= The request =
Skip the images. Copy the records exactly as written.
====== Task data ======
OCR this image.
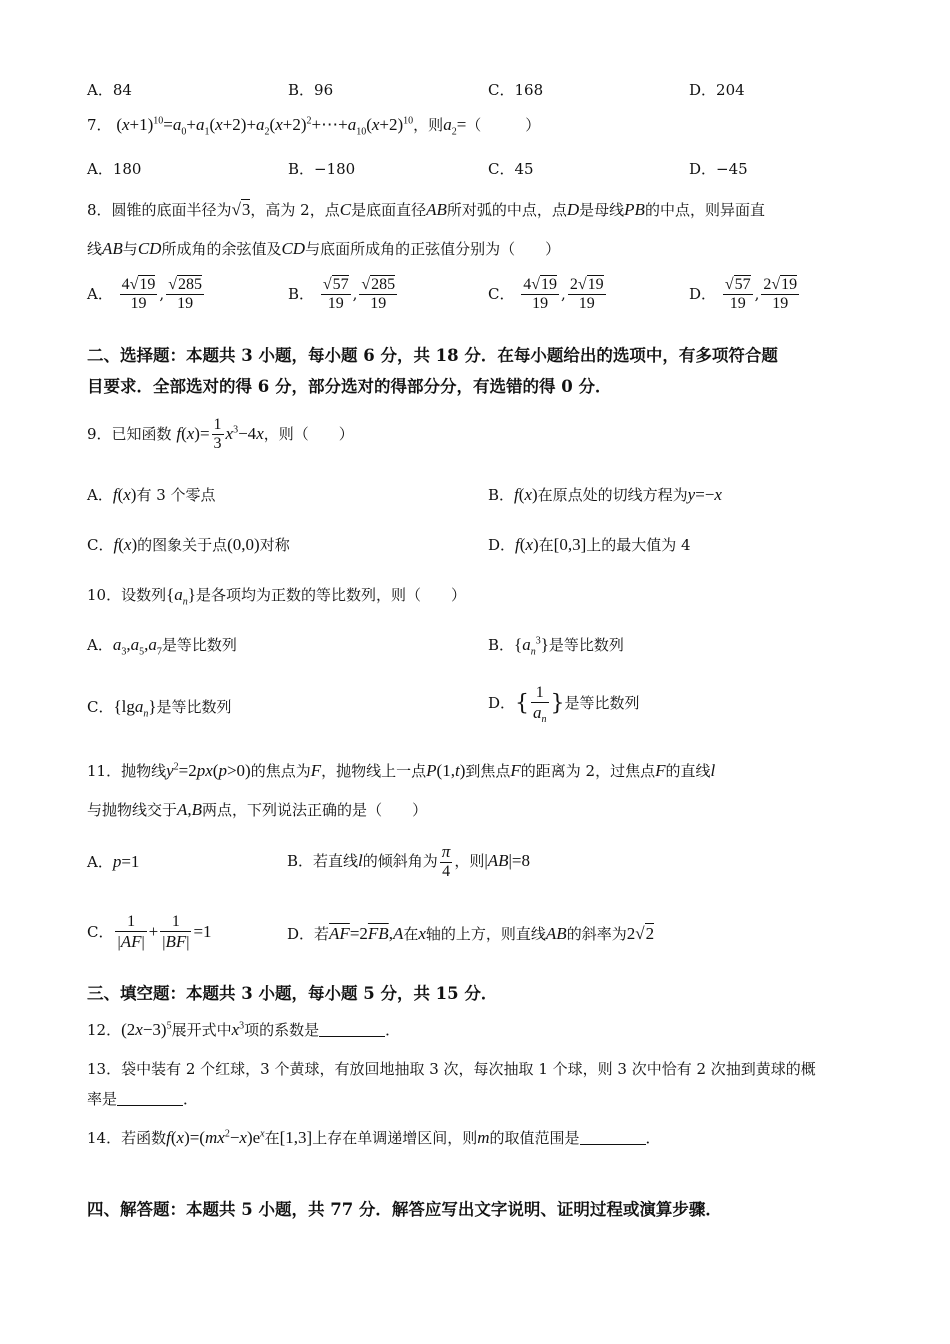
A．84	B．96	C．168	D．204
7． $(x+1)^{10}=a_0+a_1(x+2)+a_2(x+2)^2+\cdots+a_{10}(x+2)^{10}$，则$a_2=$（	）
A．180	B．−180	C．45	D．−45
8．圆锥的底面半径为√3，高为 2，点C是底面直径AB所对弧的中点，点D是母线PB的中点，则异面直
线AB与CD所成角的余弦值及CD与底面所成角的正弦值分别为（　　）
A． $\frac{4√19}{19}$ , $\frac{√285}{19}$	B． $\frac{√57}{19}$ , $\frac{√285}{19}$	C． $\frac{4√19}{19}$ , $\frac{2√19}{19}$	D． $\frac{√57}{19}$ , $\frac{2√19}{19}$
二、选择题：本题共 3 小题，每小题 6 分，共 18 分．在每小题给出的选项中，有多项符合题
目要求．全部选对的得 6 分，部分选对的得部分分，有选错的得 0 分．
9．已知函数 $f(x)= \frac{1}{3} x^3-4x$，则（　　）
A．f(x)有 3 个零点	B．f(x)在原点处的切线方程为y=−x
C．f(x)的图象关于点(0,0)对称	D．f(x)在[0,3]上的最大值为 4
10．设数列$\{a_n\}$是各项均为正数的等比数列，则（　　）
A．$a_3,a_5,a_7$是等比数列	B．$\{a_n^3\}$是等比数列
C．{lga$_n$}是等比数列	D．{ $\frac{1}{a_n}$ }是等比数列
11．抛物线$y^2=2px(p>0)$的焦点为F，抛物线上一点P(1,t)到焦点F的距离为 2，过焦点F的直线l
与抛物线交于A,B两点，下列说法正确的是（　　）
A．p=1	B．若直线l的倾斜角为 $\frac{\pi}{4}$ ，则|AB|=8
C． $\frac{1}{|AF|} + \frac{1}{|BF|} =1$	D．若$\overline{AF}=2\overline{FB},A$在x轴的上方，则直线AB的斜率为2√2
三、填空题：本题共 3 小题，每小题 5 分，共 15 分．
12．$(2x-3)^5$展开式中$x^3$项的系数是	．
13．袋中装有 2 个红球，3 个黄球，有放回地抽取 3 次，每次抽取 1 个球，则 3 次中恰有 2 次抽到黄球的概
率是	．
14．若函数$f(x)=(mx^2-x)e^x$在[1,3]上存在单调递增区间，则m的取值范围是	．
四、解答题：本题共 5 小题，共 77 分．解答应写出文字说明、证明过程或演算步骤．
======
= Solution =
OCR this image.
A．84	B．96	C．168	D．204
7． $(x+1)^{10}=a_0+a_1(x+2)+a_2(x+2)^2+\cdots+a_{10}(x+2)^{10}$，则$a_2=$（	）
A．180	B．−180	C．45	D．−45
8．圆锥的底面半径为√3，高为 2，点C是底面直径AB所对弧的中点，点D是母线PB的中点，则异面直
线AB与CD所成角的余弦值及CD与底面所成角的正弦值分别为（　　）
A． $\frac{4√19}{19}$ , $\frac{√285}{19}$	B． $\frac{√57}{19}$ , $\frac{√285}{19}$	C． $\frac{4√19}{19}$ , $\frac{2√19}{19}$	D． $\frac{√57}{19}$ , $\frac{2√19}{19}$
二、选择题：本题共 3 小题，每小题 6 分，共 18 分．在每小题给出的选项中，有多项符合题
目要求．全部选对的得 6 分，部分选对的得部分分，有选错的得 0 分．
9．已知函数 $f(x)= \frac{1}{3} x^3-4x$，则（　　）
A．f(x)有 3 个零点	B．f(x)在原点处的切线方程为y=−x
C．f(x)的图象关于点(0,0)对称	D．f(x)在[0,3]上的最大值为 4
10．设数列$\{a_n\}$是各项均为正数的等比数列，则（　　）
A．$a_3,a_5,a_7$是等比数列	B．$\{a_n^3\}$是等比数列
C．{lga$_n$}是等比数列	D．{ $\frac{1}{a_n}$ }是等比数列
11．抛物线$y^2=2px(p>0)$的焦点为F，抛物线上一点P(1,t)到焦点F的距离为 2，过焦点F的直线l
与抛物线交于A,B两点，下列说法正确的是（　　）
A．p=1	B．若直线l的倾斜角为 $\frac{\pi}{4}$ ，则|AB|=8
C． $\frac{1}{|AF|} + \frac{1}{|BF|} =1$	D．若$\overline{AF}=2\overline{FB},A$在x轴的上方，则直线AB的斜率为2√2
三、填空题：本题共 3 小题，每小题 5 分，共 15 分．
12．$(2x-3)^5$展开式中$x^3$项的系数是	．
13．袋中装有 2 个红球，3 个黄球，有放回地抽取 3 次，每次抽取 1 个球，则 3 次中恰有 2 次抽到黄球的概
率是	．
14．若函数$f(x)=(mx^2-x)e^x$在[1,3]上存在单调递增区间，则m的取值范围是	．
四、解答题：本题共 5 小题，共 77 分．解答应写出文字说明、证明过程或演算步骤．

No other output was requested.